═════ Stored data

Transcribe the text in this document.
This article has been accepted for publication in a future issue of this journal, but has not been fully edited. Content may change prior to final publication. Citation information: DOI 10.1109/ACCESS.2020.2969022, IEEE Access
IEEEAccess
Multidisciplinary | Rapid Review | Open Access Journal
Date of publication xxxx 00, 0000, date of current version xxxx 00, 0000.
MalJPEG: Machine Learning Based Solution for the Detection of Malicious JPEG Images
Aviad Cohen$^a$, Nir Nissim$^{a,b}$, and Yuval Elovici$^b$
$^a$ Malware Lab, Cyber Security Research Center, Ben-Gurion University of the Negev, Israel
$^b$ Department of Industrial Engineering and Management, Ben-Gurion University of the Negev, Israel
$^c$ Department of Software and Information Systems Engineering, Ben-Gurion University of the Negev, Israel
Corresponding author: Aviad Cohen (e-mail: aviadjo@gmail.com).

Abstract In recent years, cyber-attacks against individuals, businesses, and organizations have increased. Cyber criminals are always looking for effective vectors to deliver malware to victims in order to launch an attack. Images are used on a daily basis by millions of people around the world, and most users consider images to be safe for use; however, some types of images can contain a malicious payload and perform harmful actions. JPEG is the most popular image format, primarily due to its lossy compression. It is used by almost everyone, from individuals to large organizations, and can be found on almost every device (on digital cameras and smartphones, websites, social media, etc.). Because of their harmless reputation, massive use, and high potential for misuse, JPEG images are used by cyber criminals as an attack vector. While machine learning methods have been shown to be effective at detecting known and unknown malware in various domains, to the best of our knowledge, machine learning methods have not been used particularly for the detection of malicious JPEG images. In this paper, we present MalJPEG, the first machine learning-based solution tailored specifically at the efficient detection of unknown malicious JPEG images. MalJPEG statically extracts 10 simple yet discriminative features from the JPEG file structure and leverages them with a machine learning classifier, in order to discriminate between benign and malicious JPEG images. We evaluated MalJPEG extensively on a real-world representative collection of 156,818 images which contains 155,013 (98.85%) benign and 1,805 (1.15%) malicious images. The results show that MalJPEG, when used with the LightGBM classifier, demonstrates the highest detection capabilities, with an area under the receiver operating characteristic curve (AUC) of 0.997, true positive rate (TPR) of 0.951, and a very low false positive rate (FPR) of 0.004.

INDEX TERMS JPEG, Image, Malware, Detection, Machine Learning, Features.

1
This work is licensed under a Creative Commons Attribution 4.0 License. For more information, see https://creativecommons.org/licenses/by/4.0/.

══════════

What the exercise asks:
Recopy the entries above in their entirety, exactly.

Output of the task:
Transcribe the text in this document.
This article has been accepted for publication in a future issue of this journal, but has not been fully edited. Content may change prior to final publication. Citation information: DOI 10.1109/ACCESS.2020.2969022, IEEE Access
IEEEAccess
Multidisciplinary | Rapid Review | Open Access Journal
Date of publication xxxx 00, 0000, date of current version xxxx 00, 0000.
MalJPEG: Machine Learning Based Solution for the Detection of Malicious JPEG Images
Aviad Cohen$^a$, Nir Nissim$^{a,b}$, and Yuval Elovici$^b$
$^a$ Malware Lab, Cyber Security Research Center, Ben-Gurion University of the Negev, Israel
$^b$ Department of Industrial Engineering and Management, Ben-Gurion University of the Negev, Israel
$^c$ Department of Software and Information Systems Engineering, Ben-Gurion University of the Negev, Israel
Corresponding author: Aviad Cohen (e-mail: aviadjo@gmail.com).

Abstract In recent years, cyber-attacks against individuals, businesses, and organizations have increased. Cyber criminals are always looking for effective vectors to deliver malware to victims in order to launch an attack. Images are used on a daily basis by millions of people around the world, and most users consider images to be safe for use; however, some types of images can contain a malicious payload and perform harmful actions. JPEG is the most popular image format, primarily due to its lossy compression. It is used by almost everyone, from individuals to large organizations, and can be found on almost every device (on digital cameras and smartphones, websites, social media, etc.). Because of their harmless reputation, massive use, and high potential for misuse, JPEG images are used by cyber criminals as an attack vector. While machine learning methods have been shown to be effective at detecting known and unknown malware in various domains, to the best of our knowledge, machine learning methods have not been used particularly for the detection of malicious JPEG images. In this paper, we present MalJPEG, the first machine learning-based solution tailored specifically at the efficient detection of unknown malicious JPEG images. MalJPEG statically extracts 10 simple yet discriminative features from the JPEG file structure and leverages them with a machine learning classifier, in order to discriminate between benign and malicious JPEG images. We evaluated MalJPEG extensively on a real-world representative collection of 156,818 images which contains 155,013 (98.85%) benign and 1,805 (1.15%) malicious images. The results show that MalJPEG, when used with the LightGBM classifier, demonstrates the highest detection capabilities, with an area under the receiver operating characteristic curve (AUC) of 0.997, true positive rate (TPR) of 0.951, and a very low false positive rate (FPR) of 0.004.

INDEX TERMS JPEG, Image, Malware, Detection, Machine Learning, Features.

1
This work is licensed under a Creative Commons Attribution 4.0 License. For more information, see https://creativecommons.org/licenses/by/4.0/.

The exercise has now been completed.